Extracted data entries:
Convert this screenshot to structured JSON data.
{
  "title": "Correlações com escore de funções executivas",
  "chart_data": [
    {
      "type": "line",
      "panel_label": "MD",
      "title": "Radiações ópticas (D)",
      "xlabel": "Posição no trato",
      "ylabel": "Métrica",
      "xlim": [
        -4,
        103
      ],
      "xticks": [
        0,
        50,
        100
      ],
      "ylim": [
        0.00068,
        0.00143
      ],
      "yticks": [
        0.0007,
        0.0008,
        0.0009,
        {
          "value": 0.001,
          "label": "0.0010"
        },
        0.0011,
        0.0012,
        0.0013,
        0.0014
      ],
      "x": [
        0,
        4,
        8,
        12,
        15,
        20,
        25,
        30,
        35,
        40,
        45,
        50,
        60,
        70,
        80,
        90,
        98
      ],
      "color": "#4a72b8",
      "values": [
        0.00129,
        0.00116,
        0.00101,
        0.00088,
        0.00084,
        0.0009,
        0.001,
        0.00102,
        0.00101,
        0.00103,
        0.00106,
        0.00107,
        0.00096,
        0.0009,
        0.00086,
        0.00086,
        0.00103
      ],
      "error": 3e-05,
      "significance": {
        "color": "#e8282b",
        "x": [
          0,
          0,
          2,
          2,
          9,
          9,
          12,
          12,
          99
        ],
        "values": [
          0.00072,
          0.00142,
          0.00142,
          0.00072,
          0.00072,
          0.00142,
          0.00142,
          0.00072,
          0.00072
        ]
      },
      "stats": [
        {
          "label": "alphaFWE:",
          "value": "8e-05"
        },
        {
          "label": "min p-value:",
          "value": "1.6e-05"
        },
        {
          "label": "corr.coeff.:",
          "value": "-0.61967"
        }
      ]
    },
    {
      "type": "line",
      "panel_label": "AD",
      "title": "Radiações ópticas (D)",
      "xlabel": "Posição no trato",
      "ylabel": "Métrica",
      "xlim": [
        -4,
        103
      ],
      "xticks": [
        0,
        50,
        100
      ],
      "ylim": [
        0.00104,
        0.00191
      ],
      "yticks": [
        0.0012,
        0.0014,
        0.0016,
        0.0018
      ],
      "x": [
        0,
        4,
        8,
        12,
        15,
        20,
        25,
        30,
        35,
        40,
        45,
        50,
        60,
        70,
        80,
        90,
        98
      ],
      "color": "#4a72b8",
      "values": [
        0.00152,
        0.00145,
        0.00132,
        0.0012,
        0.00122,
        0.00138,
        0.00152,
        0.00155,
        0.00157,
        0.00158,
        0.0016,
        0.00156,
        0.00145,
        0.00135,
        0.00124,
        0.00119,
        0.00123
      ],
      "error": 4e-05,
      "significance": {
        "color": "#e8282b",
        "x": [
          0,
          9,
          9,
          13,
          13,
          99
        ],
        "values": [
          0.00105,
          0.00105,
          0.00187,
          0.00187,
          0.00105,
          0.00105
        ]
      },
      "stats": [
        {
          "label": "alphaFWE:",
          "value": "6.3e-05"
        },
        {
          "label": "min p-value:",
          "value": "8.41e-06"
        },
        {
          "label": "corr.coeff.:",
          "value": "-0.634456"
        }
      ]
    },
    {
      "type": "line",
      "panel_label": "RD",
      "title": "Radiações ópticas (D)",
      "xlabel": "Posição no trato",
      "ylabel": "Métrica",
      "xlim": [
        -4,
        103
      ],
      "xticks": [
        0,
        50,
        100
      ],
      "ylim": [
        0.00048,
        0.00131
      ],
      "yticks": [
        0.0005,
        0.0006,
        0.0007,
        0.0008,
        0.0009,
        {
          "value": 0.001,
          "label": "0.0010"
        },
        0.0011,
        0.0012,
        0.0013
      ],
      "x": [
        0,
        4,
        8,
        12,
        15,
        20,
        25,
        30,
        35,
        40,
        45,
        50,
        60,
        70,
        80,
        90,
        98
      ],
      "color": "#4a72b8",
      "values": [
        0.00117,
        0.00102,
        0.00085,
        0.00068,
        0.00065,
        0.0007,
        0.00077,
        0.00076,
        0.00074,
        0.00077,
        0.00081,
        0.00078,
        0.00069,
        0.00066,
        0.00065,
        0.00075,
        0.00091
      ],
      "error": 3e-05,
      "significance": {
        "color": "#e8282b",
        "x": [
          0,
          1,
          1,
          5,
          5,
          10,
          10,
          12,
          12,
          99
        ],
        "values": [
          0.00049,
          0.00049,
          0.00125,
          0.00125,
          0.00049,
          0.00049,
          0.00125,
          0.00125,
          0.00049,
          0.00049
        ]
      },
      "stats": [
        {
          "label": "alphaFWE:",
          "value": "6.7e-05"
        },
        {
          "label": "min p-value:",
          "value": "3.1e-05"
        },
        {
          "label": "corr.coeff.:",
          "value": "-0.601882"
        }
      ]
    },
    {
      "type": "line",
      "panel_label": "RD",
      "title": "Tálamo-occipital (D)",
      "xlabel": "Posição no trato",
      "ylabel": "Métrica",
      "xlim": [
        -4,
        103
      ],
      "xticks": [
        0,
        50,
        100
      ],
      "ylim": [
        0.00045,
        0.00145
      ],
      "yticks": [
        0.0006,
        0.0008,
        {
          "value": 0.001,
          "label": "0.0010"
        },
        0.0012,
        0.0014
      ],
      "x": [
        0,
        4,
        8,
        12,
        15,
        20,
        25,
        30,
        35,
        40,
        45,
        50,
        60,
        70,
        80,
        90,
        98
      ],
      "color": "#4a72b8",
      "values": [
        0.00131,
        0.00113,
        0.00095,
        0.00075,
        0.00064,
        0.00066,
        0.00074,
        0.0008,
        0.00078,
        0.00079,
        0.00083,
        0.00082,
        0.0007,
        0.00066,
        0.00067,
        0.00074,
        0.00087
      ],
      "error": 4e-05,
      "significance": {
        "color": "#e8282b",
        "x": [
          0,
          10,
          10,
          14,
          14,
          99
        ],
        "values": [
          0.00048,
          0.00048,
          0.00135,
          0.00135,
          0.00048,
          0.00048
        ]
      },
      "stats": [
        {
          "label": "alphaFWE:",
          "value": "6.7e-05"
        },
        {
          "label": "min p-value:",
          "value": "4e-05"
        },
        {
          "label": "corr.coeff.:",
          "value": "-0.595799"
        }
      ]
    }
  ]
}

WHAT IS BEING ASKED :: Go through the listing above and restate it word for word.

SOLUTION FOR THIS PROBLEM ::
Convert this screenshot to structured JSON data.
{
  "title": "Correlações com escore de funções executivas",
  "chart_data": [
    {
      "type": "line",
      "panel_label": "MD",
      "title": "Radiações ópticas (D)",
      "xlabel": "Posição no trato",
      "ylabel": "Métrica",
      "xlim": [
        -4,
        103
      ],
      "xticks": [
        0,
        50,
        100
      ],
      "ylim": [
        0.00068,
        0.00143
      ],
      "yticks": [
        0.0007,
        0.0008,
        0.0009,
        {
          "value": 0.001,
          "label": "0.0010"
        },
        0.0011,
        0.0012,
        0.0013,
        0.0014
      ],
      "x": [
        0,
        4,
        8,
        12,
        15,
        20,
        25,
        30,
        35,
        40,
        45,
        50,
        60,
        70,
        80,
        90,
        98
      ],
      "color": "#4a72b8",
      "values": [
        0.00129,
        0.00116,
        0.00101,
        0.00088,
        0.00084,
        0.0009,
        0.001,
        0.00102,
        0.00101,
        0.00103,
        0.00106,
        0.00107,
        0.00096,
        0.0009,
        0.00086,
        0.00086,
        0.00103
      ],
      "error": 3e-05,
      "significance": {
        "color": "#e8282b",
        "x": [
          0,
          0,
          2,
          2,
          9,
          9,
          12,
          12,
          99
        ],
        "values": [
          0.00072,
          0.00142,
          0.00142,
          0.00072,
          0.00072,
          0.00142,
          0.00142,
          0.00072,
          0.00072
        ]
      },
      "stats": [
        {
          "label": "alphaFWE:",
          "value": "8e-05"
        },
        {
          "label": "min p-value:",
          "value": "1.6e-05"
        },
        {
          "label": "corr.coeff.:",
          "value": "-0.61967"
        }
      ]
    },
    {
      "type": "line",
      "panel_label": "AD",
      "title": "Radiações ópticas (D)",
      "xlabel": "Posição no trato",
      "ylabel": "Métrica",
      "xlim": [
        -4,
        103
      ],
      "xticks": [
        0,
        50,
        100
      ],
      "ylim": [
        0.00104,
        0.00191
      ],
      "yticks": [
        0.0012,
        0.0014,
        0.0016,
        0.0018
      ],
      "x": [
        0,
        4,
        8,
        12,
        15,
        20,
        25,
        30,
        35,
        40,
        45,
        50,
        60,
        70,
        80,
        90,
        98
      ],
      "color": "#4a72b8",
      "values": [
        0.00152,
        0.00145,
        0.00132,
        0.0012,
        0.00122,
        0.00138,
        0.00152,
        0.00155,
        0.00157,
        0.00158,
        0.0016,
        0.00156,
        0.00145,
        0.00135,
        0.00124,
        0.00119,
        0.00123
      ],
      "error": 4e-05,
      "significance": {
        "color": "#e8282b",
        "x": [
          0,
          9,
          9,
          13,
          13,
          99
        ],
        "values": [
          0.00105,
          0.00105,
          0.00187,
          0.00187,
          0.00105,
          0.00105
        ]
      },
      "stats": [
        {
          "label": "alphaFWE:",
          "value": "6.3e-05"
        },
        {
          "label": "min p-value:",
          "value": "8.41e-06"
        },
        {
          "label": "corr.coeff.:",
          "value": "-0.634456"
        }
      ]
    },
    {
      "type": "line",
      "panel_label": "RD",
      "title": "Radiações ópticas (D)",
      "xlabel": "Posição no trato",
      "ylabel": "Métrica",
      "xlim": [
        -4,
        103
      ],
      "xticks": [
        0,
        50,
        100
      ],
      "ylim": [
        0.00048,
        0.00131
      ],
      "yticks": [
        0.0005,
        0.0006,
        0.0007,
        0.0008,
        0.0009,
        {
          "value": 0.001,
          "label": "0.0010"
        },
        0.0011,
        0.0012,
        0.0013
      ],
      "x": [
        0,
        4,
        8,
        12,
        15,
        20,
        25,
        30,
        35,
        40,
        45,
        50,
        60,
        70,
        80,
        90,
        98
      ],
      "color": "#4a72b8",
      "values": [
        0.00117,
        0.00102,
        0.00085,
        0.00068,
        0.00065,
        0.0007,
        0.00077,
        0.00076,
        0.00074,
        0.00077,
        0.00081,
        0.00078,
        0.00069,
        0.00066,
        0.00065,
        0.00075,
        0.00091
      ],
      "error": 3e-05,
      "significance": {
        "color": "#e8282b",
        "x": [
          0,
          1,
          1,
          5,
          5,
          10,
          10,
          12,
          12,
          99
        ],
        "values": [
          0.00049,
          0.00049,
          0.00125,
          0.00125,
          0.00049,
          0.00049,
          0.00125,
          0.00125,
          0.00049,
          0.00049
        ]
      },
      "stats": [
        {
          "label": "alphaFWE:",
          "value": "6.7e-05"
        },
        {
          "label": "min p-value:",
          "value": "3.1e-05"
        },
        {
          "label": "corr.coeff.:",
          "value": "-0.601882"
        }
      ]
    },
    {
      "type": "line",
      "panel_label": "RD",
      "title": "Tálamo-occipital (D)",
      "xlabel": "Posição no trato",
      "ylabel": "Métrica",
      "xlim": [
        -4,
        103
      ],
      "xticks": [
        0,
        50,
        100
      ],
      "ylim": [
        0.00045,
        0.00145
      ],
      "yticks": [
        0.0006,
        0.0008,
        {
          "value": 0.001,
          "label": "0.0010"
        },
        0.0012,
        0.0014
      ],
      "x": [
        0,
        4,
        8,
        12,
        15,
        20,
        25,
        30,
        35,
        40,
        45,
        50,
        60,
        70,
        80,
        90,
        98
      ],
      "color": "#4a72b8",
      "values": [
        0.00131,
        0.00113,
        0.00095,
        0.00075,
        0.00064,
        0.00066,
        0.00074,
        0.0008,
        0.00078,
        0.00079,
        0.00083,
        0.00082,
        0.0007,
        0.00066,
        0.00067,
        0.00074,
        0.00087
      ],
      "error": 4e-05,
      "significance": {
        "color": "#e8282b",
        "x": [
          0,
          10,
          10,
          14,
          14,
          99
        ],
        "values": [
          0.00048,
          0.00048,
          0.00135,
          0.00135,
          0.00048,
          0.00048
        ]
      },
      "stats": [
        {
          "label": "alphaFWE:",
          "value": "6.7e-05"
        },
        {
          "label": "min p-value:",
          "value": "4e-05"
        },
        {
          "label": "corr.coeff.:",
          "value": "-0.595799"
        }
      ]
    }
  ]
}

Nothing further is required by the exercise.